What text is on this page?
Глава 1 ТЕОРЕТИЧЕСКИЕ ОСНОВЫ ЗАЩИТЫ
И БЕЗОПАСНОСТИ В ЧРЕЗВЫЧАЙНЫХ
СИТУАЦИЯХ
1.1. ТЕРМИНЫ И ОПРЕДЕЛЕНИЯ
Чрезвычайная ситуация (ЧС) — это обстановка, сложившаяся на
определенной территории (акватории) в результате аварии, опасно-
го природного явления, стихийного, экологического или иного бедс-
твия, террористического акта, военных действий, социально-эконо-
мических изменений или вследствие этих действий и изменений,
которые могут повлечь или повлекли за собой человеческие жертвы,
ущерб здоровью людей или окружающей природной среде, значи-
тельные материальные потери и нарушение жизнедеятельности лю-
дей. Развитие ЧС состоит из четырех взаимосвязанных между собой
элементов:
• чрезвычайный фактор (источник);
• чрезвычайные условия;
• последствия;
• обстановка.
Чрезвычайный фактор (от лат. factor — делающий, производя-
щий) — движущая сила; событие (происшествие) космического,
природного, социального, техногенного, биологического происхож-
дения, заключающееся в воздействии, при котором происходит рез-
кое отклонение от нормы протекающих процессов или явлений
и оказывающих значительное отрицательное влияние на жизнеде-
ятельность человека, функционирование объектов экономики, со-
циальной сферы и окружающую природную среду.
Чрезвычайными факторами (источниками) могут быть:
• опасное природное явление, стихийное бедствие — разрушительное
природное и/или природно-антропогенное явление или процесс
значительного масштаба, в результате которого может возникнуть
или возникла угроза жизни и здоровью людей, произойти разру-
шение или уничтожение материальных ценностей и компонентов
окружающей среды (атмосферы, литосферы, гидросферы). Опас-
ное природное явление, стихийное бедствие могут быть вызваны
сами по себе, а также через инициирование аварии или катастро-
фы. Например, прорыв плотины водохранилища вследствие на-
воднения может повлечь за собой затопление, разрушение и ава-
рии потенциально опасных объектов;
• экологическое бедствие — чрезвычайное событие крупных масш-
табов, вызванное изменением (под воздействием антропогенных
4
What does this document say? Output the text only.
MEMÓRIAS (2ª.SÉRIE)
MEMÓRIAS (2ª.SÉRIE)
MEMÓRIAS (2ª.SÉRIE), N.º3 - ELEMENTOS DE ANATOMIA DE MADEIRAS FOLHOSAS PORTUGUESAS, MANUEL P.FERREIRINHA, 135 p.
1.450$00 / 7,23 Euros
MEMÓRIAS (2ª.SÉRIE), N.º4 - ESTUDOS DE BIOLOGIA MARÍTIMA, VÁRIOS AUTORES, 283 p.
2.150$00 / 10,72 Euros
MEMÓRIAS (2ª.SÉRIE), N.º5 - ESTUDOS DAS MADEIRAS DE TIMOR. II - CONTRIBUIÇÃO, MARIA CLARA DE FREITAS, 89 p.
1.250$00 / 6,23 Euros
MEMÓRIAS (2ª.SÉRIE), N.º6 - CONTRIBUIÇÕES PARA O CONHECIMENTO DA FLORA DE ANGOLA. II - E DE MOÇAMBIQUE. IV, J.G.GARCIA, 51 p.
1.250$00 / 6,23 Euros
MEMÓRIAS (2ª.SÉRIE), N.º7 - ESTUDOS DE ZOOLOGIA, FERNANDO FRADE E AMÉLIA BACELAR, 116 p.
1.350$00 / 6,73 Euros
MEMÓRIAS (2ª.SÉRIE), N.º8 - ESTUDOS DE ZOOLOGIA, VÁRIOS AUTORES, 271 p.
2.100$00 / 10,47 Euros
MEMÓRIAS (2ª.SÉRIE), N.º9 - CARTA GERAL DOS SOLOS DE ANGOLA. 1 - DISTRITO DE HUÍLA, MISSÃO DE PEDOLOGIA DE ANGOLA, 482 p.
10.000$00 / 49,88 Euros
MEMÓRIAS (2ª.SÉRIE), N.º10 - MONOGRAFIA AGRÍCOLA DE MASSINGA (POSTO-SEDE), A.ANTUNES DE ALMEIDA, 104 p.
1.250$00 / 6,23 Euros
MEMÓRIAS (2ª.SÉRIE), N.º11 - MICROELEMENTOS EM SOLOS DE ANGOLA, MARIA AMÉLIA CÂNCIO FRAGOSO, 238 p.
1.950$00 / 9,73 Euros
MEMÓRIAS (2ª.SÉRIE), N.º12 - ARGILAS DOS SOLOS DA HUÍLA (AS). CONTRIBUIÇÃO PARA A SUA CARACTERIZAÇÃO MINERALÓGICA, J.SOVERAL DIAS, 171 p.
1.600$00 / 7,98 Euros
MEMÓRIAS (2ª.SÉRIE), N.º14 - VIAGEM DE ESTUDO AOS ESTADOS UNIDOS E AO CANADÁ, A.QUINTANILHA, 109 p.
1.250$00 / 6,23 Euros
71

:: EXERCISE DETAILS ::
Collect each line of the entries that has the word "What", copying it in full.

:: OUTPUT OF THE EXERCISE ::
What text is on this page?
What does this document say? Output the text only.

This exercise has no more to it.